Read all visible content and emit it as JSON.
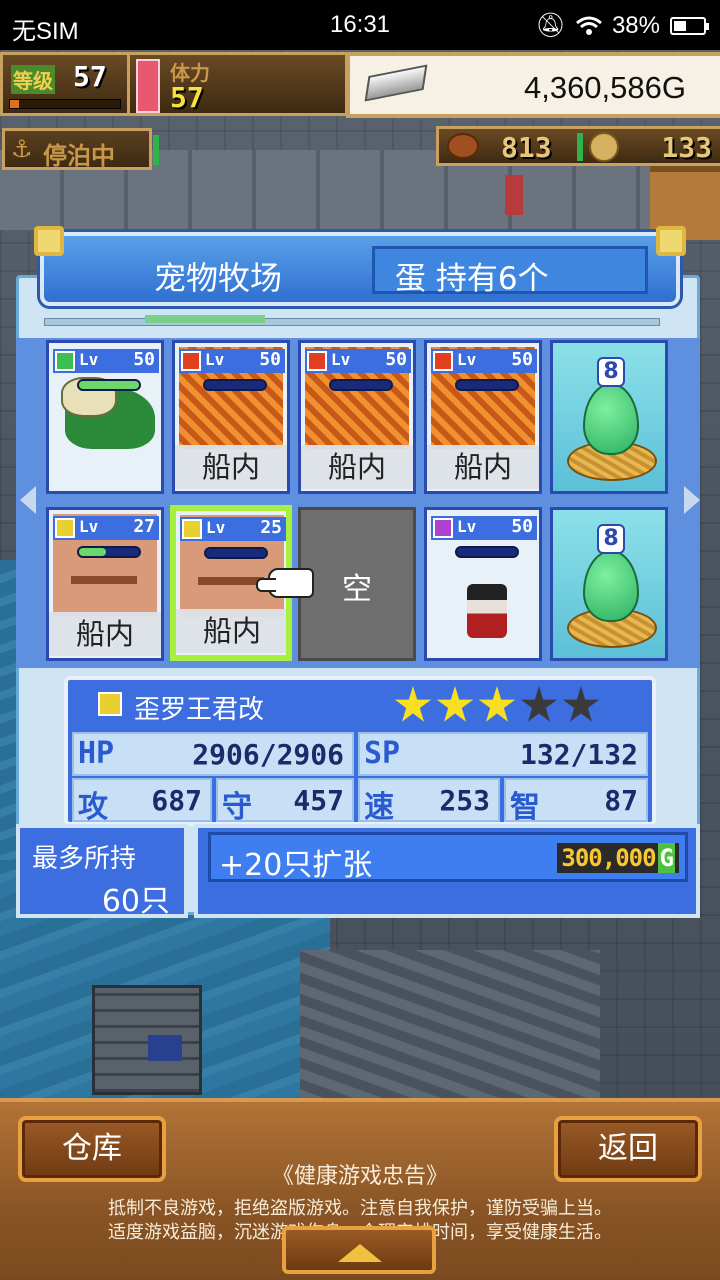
{
  "status_bar": {
    "carrier": "无SIM",
    "time": "16:31",
    "battery": "38%"
  },
  "hud": {
    "level_label": "等级",
    "level": "57",
    "level_exp_fraction": 0.08,
    "stamina_label": "体力",
    "stamina": "57",
    "money": "4,360,586G",
    "dock_status": "停泊中",
    "resource1": "813",
    "resource2": "133"
  },
  "panel": {
    "title": "宠物牧场",
    "eggs_owned": "蛋 持有6个"
  },
  "pets": [
    {
      "element": "green",
      "level_label": "Lv",
      "level": "50",
      "hp_fraction": 1.0,
      "location": "",
      "art": "dragon"
    },
    {
      "element": "red",
      "level_label": "Lv",
      "level": "50",
      "hp_fraction": 0.0,
      "location": "船内",
      "art": "fire"
    },
    {
      "element": "red",
      "level_label": "Lv",
      "level": "50",
      "hp_fraction": 0.0,
      "location": "船内",
      "art": "fire"
    },
    {
      "element": "red",
      "level_label": "Lv",
      "level": "50",
      "hp_fraction": 0.0,
      "location": "船内",
      "art": "fire"
    },
    {
      "egg_count": "8"
    },
    {
      "element": "yellow",
      "level_label": "Lv",
      "level": "27",
      "hp_fraction": 0.45,
      "location": "船内",
      "art": "face"
    },
    {
      "element": "yellow",
      "level_label": "Lv",
      "level": "25",
      "hp_fraction": 0.0,
      "location": "船内",
      "art": "face",
      "selected": true
    },
    {
      "empty_label": "空"
    },
    {
      "element": "purple",
      "level_label": "Lv",
      "level": "50",
      "hp_fraction": 0.0,
      "location": "",
      "art": "pirate"
    },
    {
      "egg_count": "8"
    }
  ],
  "detail": {
    "name": "歪罗王君改",
    "stars": 3,
    "max_stars": 5,
    "hp_label": "HP",
    "hp": "2906/2906",
    "sp_label": "SP",
    "sp": "132/132",
    "atk_label": "攻",
    "atk": "687",
    "def_label": "守",
    "def": "457",
    "spd_label": "速",
    "spd": "253",
    "int_label": "智",
    "int": "87"
  },
  "capacity": {
    "label": "最多所持",
    "value": "60只"
  },
  "expand": {
    "label": "+20只扩张",
    "price": "300,000",
    "currency": "G"
  },
  "bottom": {
    "storage_button": "仓库",
    "back_button": "返回",
    "notice_title": "《健康游戏忠告》",
    "notice_line1": "抵制不良游戏，拒绝盗版游戏。注意自我保护，谨防受骗上当。",
    "notice_line2": "适度游戏益脑，沉迷游戏伤身。合理安排时间，享受健康生活。"
  },
  "colors": {
    "panel_blue": "#3c6ee0",
    "selected_border": "#a8f040",
    "star_on": "#f8e020"
  }
}
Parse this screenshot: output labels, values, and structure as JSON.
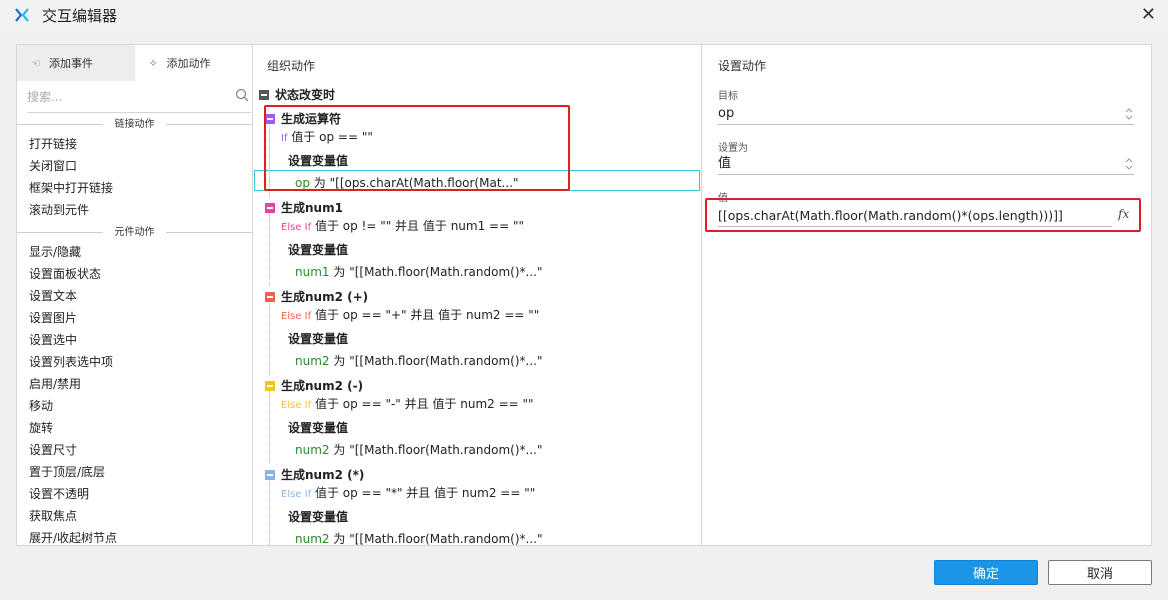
{
  "window": {
    "title": "交互编辑器"
  },
  "colors": {
    "accent": "#1a95e8",
    "highlight_red": "#e02020",
    "highlight_cyan": "#35c9d2"
  },
  "left": {
    "tabs": [
      {
        "label": "添加事件",
        "icon": "pointer-event-icon"
      },
      {
        "label": "添加动作",
        "icon": "sparkle-action-icon"
      }
    ],
    "search_placeholder": "搜索...",
    "group_link": "链接动作",
    "link_items": [
      "打开链接",
      "关闭窗口",
      "框架中打开链接",
      "滚动到元件"
    ],
    "group_widget": "元件动作",
    "widget_items": [
      "显示/隐藏",
      "设置面板状态",
      "设置文本",
      "设置图片",
      "设置选中",
      "设置列表选中项",
      "启用/禁用",
      "移动",
      "旋转",
      "设置尺寸",
      "置于顶层/底层",
      "设置不透明",
      "获取焦点",
      "展开/收起树节点"
    ]
  },
  "middle": {
    "header": "组织动作",
    "event": "状态改变时",
    "cases": [
      {
        "name": "生成运算符",
        "color": "#a259f7",
        "cond_kw": "If",
        "cond_kw_color": "#a259f7",
        "cond": "值于 op == \"\"",
        "action": "设置变量值",
        "var": "op",
        "wei": "为",
        "val": "\"[[ops.charAt(Math.floor(Mat...\""
      },
      {
        "name": "生成num1",
        "color": "#e0479e",
        "cond_kw": "Else If",
        "cond_kw_color": "#e0479e",
        "cond": "值于 op != \"\" 并且 值于 num1 == \"\"",
        "action": "设置变量值",
        "var": "num1",
        "wei": "为",
        "val": "\"[[Math.floor(Math.random()*...\""
      },
      {
        "name": "生成num2 (+)",
        "color": "#f0624d",
        "cond_kw": "Else If",
        "cond_kw_color": "#f0624d",
        "cond": "值于 op == \"+\" 并且 值于 num2 == \"\"",
        "action": "设置变量值",
        "var": "num2",
        "wei": "为",
        "val": "\"[[Math.floor(Math.random()*...\""
      },
      {
        "name": "生成num2 (-)",
        "color": "#f5c518",
        "cond_kw": "Else If",
        "cond_kw_color": "#f5c518",
        "cond": "值于 op == \"-\" 并且 值于 num2 == \"\"",
        "action": "设置变量值",
        "var": "num2",
        "wei": "为",
        "val": "\"[[Math.floor(Math.random()*...\""
      },
      {
        "name": "生成num2 (*)",
        "color": "#8ab4e8",
        "cond_kw": "Else If",
        "cond_kw_color": "#8ab4e8",
        "cond": "值于 op == \"*\" 并且 值于 num2 == \"\"",
        "action": "设置变量值",
        "var": "num2",
        "wei": "为",
        "val": "\"[[Math.floor(Math.random()*...\""
      }
    ]
  },
  "right": {
    "header": "设置动作",
    "target_label": "目标",
    "target_value": "op",
    "setas_label": "设置为",
    "setas_value": "值",
    "value_label": "值",
    "value_value": "[[ops.charAt(Math.floor(Math.random()*(ops.length)))]]",
    "fx_label": "fx"
  },
  "buttons": {
    "ok": "确定",
    "cancel": "取消"
  }
}
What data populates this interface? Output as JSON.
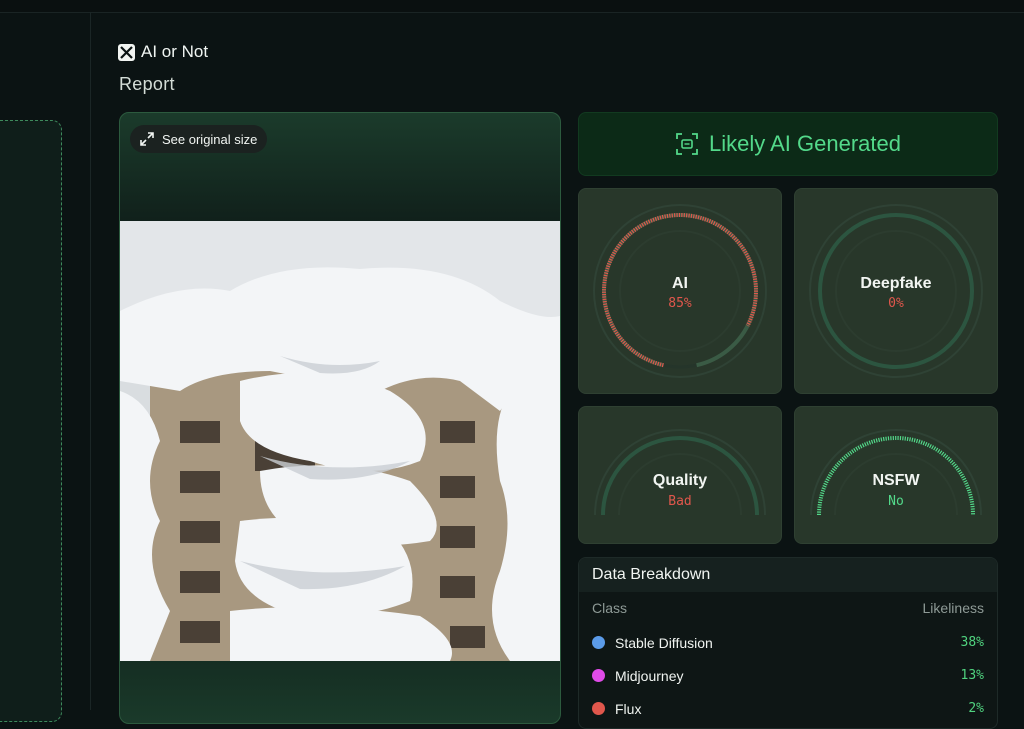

• • • •

▶ _EXERCISE PROMPT_
Reproduce each line exactly, please, except for any pictures.

▶ _SOLUTION BELOW_
Read all visible content and emit it as JSON.
{
  "status_bar": {
    "carrier": "无SIM",
    "time": "16:31",
    "battery": "38%"
  },
  "hud": {
    "level_label": "等级",
    "level": "57",
    "level_exp_fraction": 0.08,
    "stamina_label": "体力",
    "stamina": "57",
    "money": "4,360,586G",
    "dock_status": "停泊中",
    "resource1": "813",
    "resource2": "133"
  },
  "panel": {
    "title": "宠物牧场",
    "eggs_owned": "蛋 持有6个"
  },
  "pets": [
    {
      "element": "green",
      "level_label": "Lv",
      "level": "50",
      "hp_fraction": 1.0,
      "location": "",
      "art": "dragon"
    },
    {
      "element": "red",
      "level_label": "Lv",
      "level": "50",
      "hp_fraction": 0.0,
      "location": "船内",
      "art": "fire"
    },
    {
      "element": "red",
      "level_label": "Lv",
      "level": "50",
      "hp_fraction": 0.0,
      "location": "船内",
      "art": "fire"
    },
    {
      "element": "red",
      "level_label": "Lv",
      "level": "50",
      "hp_fraction": 0.0,
      "location": "船内",
      "art": "fire"
    },
    {
      "egg_count": "8"
    },
    {
      "element": "yellow",
      "level_label": "Lv",
      "level": "27",
      "hp_fraction": 0.45,
      "location": "船内",
      "art": "face"
    },
    {
      "element": "yellow",
      "level_label": "Lv",
      "level": "25",
      "hp_fraction": 0.0,
      "location": "船内",
      "art": "face",
      "selected": true
    },
    {
      "empty_label": "空"
    },
    {
      "element": "purple",
      "level_label": "Lv",
      "level": "50",
      "hp_fraction": 0.0,
      "location": "",
      "art": "pirate"
    },
    {
      "egg_count": "8"
    }
  ],
  "detail": {
    "name": "歪罗王君改",
    "stars": 3,
    "max_stars": 5,
    "hp_label": "HP",
    "hp": "2906/2906",
    "sp_label": "SP",
    "sp": "132/132",
    "atk_label": "攻",
    "atk": "687",
    "def_label": "守",
    "def": "457",
    "spd_label": "速",
    "spd": "253",
    "int_label": "智",
    "int": "87"
  },
  "capacity": {
    "label": "最多所持",
    "value": "60只"
  },
  "expand": {
    "label": "+20只扩张",
    "price": "300,000",
    "currency": "G"
  },
  "bottom": {
    "storage_button": "仓库",
    "back_button": "返回",
    "notice_title": "《健康游戏忠告》",
    "notice_line1": "抵制不良游戏，拒绝盗版游戏。注意自我保护，谨防受骗上当。",
    "notice_line2": "适度游戏益脑，沉迷游戏伤身。合理安排时间，享受健康生活。"
  },
  "colors": {
    "panel_blue": "#3c6ee0",
    "selected_border": "#a8f040",
    "star_on": "#f8e020"
  }
}
Parse this screenshot: output labels, values, and structure as JSON.
{
  "window": {
    "title": "交互编辑器"
  },
  "colors": {
    "accent": "#1a95e8",
    "highlight_red": "#e02020",
    "highlight_cyan": "#35c9d2"
  },
  "left": {
    "tabs": [
      {
        "label": "添加事件",
        "icon": "pointer-event-icon"
      },
      {
        "label": "添加动作",
        "icon": "sparkle-action-icon"
      }
    ],
    "search_placeholder": "搜索...",
    "group_link": "链接动作",
    "link_items": [
      "打开链接",
      "关闭窗口",
      "框架中打开链接",
      "滚动到元件"
    ],
    "group_widget": "元件动作",
    "widget_items": [
      "显示/隐藏",
      "设置面板状态",
      "设置文本",
      "设置图片",
      "设置选中",
      "设置列表选中项",
      "启用/禁用",
      "移动",
      "旋转",
      "设置尺寸",
      "置于顶层/底层",
      "设置不透明",
      "获取焦点",
      "展开/收起树节点"
    ]
  },
  "middle": {
    "header": "组织动作",
    "event": "状态改变时",
    "cases": [
      {
        "name": "生成运算符",
        "color": "#a259f7",
        "cond_kw": "If",
        "cond_kw_color": "#a259f7",
        "cond": "值于 op == \"\"",
        "action": "设置变量值",
        "var": "op",
        "wei": "为",
        "val": "\"[[ops.charAt(Math.floor(Mat...\""
      },
      {
        "name": "生成num1",
        "color": "#e0479e",
        "cond_kw": "Else If",
        "cond_kw_color": "#e0479e",
        "cond": "值于 op != \"\" 并且 值于 num1 == \"\"",
        "action": "设置变量值",
        "var": "num1",
        "wei": "为",
        "val": "\"[[Math.floor(Math.random()*...\""
      },
      {
        "name": "生成num2 (+)",
        "color": "#f0624d",
        "cond_kw": "Else If",
        "cond_kw_color": "#f0624d",
        "cond": "值于 op == \"+\" 并且 值于 num2 == \"\"",
        "action": "设置变量值",
        "var": "num2",
        "wei": "为",
        "val": "\"[[Math.floor(Math.random()*...\""
      },
      {
        "name": "生成num2 (-)",
        "color": "#f5c518",
        "cond_kw": "Else If",
        "cond_kw_color": "#f5c518",
        "cond": "值于 op == \"-\" 并且 值于 num2 == \"\"",
        "action": "设置变量值",
        "var": "num2",
        "wei": "为",
        "val": "\"[[Math.floor(Math.random()*...\""
      },
      {
        "name": "生成num2 (*)",
        "color": "#8ab4e8",
        "cond_kw": "Else If",
        "cond_kw_color": "#8ab4e8",
        "cond": "值于 op == \"*\" 并且 值于 num2 == \"\"",
        "action": "设置变量值",
        "var": "num2",
        "wei": "为",
        "val": "\"[[Math.floor(Math.random()*...\""
      }
    ]
  },
  "right": {
    "header": "设置动作",
    "target_label": "目标",
    "target_value": "op",
    "setas_label": "设置为",
    "setas_value": "值",
    "value_label": "值",
    "value_value": "[[ops.charAt(Math.floor(Math.random()*(ops.length)))]]",
    "fx_label": "fx"
  },
  "buttons": {
    "ok": "确定",
    "cancel": "取消"
  }
}
What data populates this interface? Output as JSON.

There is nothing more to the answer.